| Input material |
>> start
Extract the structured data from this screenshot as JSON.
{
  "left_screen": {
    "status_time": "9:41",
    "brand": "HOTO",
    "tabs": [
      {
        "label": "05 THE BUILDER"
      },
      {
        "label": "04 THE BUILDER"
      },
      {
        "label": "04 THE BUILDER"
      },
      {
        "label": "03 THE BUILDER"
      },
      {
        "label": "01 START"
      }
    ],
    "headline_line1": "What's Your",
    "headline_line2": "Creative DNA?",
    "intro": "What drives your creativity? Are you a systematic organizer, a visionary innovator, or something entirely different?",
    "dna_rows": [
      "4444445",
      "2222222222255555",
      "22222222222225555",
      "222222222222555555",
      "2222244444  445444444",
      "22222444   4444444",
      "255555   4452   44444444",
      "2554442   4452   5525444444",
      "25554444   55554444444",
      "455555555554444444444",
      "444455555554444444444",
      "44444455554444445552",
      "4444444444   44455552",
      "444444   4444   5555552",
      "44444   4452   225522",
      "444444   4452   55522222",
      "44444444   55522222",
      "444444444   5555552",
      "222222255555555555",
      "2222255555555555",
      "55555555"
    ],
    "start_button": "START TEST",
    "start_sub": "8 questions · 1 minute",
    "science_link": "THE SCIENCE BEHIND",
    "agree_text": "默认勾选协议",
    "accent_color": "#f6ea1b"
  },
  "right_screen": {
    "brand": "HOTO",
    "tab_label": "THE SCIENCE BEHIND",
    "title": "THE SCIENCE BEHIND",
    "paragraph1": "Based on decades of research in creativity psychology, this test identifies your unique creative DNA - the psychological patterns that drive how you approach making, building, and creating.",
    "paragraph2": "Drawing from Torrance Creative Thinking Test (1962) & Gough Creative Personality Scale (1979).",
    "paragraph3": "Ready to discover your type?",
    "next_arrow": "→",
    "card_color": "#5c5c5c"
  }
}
>> end
| Work to be completed |
Show the data once more, exactly as it was written.

| Solution |
Extract the structured data from this screenshot as JSON.
{
  "left_screen": {
    "status_time": "9:41",
    "brand": "HOTO",
    "tabs": [
      {
        "label": "05 THE BUILDER"
      },
      {
        "label": "04 THE BUILDER"
      },
      {
        "label": "04 THE BUILDER"
      },
      {
        "label": "03 THE BUILDER"
      },
      {
        "label": "01 START"
      }
    ],
    "headline_line1": "What's Your",
    "headline_line2": "Creative DNA?",
    "intro": "What drives your creativity? Are you a systematic organizer, a visionary innovator, or something entirely different?",
    "dna_rows": [
      "4444445",
      "2222222222255555",
      "22222222222225555",
      "222222222222555555",
      "2222244444  445444444",
      "22222444   4444444",
      "255555   4452   44444444",
      "2554442   4452   5525444444",
      "25554444   55554444444",
      "455555555554444444444",
      "444455555554444444444",
      "44444455554444445552",
      "4444444444   44455552",
      "444444   4444   5555552",
      "44444   4452   225522",
      "444444   4452   55522222",
      "44444444   55522222",
      "444444444   5555552",
      "222222255555555555",
      "2222255555555555",
      "55555555"
    ],
    "start_button": "START TEST",
    "start_sub": "8 questions · 1 minute",
    "science_link": "THE SCIENCE BEHIND",
    "agree_text": "默认勾选协议",
    "accent_color": "#f6ea1b"
  },
  "right_screen": {
    "brand": "HOTO",
    "tab_label": "THE SCIENCE BEHIND",
    "title": "THE SCIENCE BEHIND",
    "paragraph1": "Based on decades of research in creativity psychology, this test identifies your unique creative DNA - the psychological patterns that drive how you approach making, building, and creating.",
    "paragraph2": "Drawing from Torrance Creative Thinking Test (1962) & Gough Creative Personality Scale (1979).",
    "paragraph3": "Ready to discover your type?",
    "next_arrow": "→",
    "card_color": "#5c5c5c"
  }
}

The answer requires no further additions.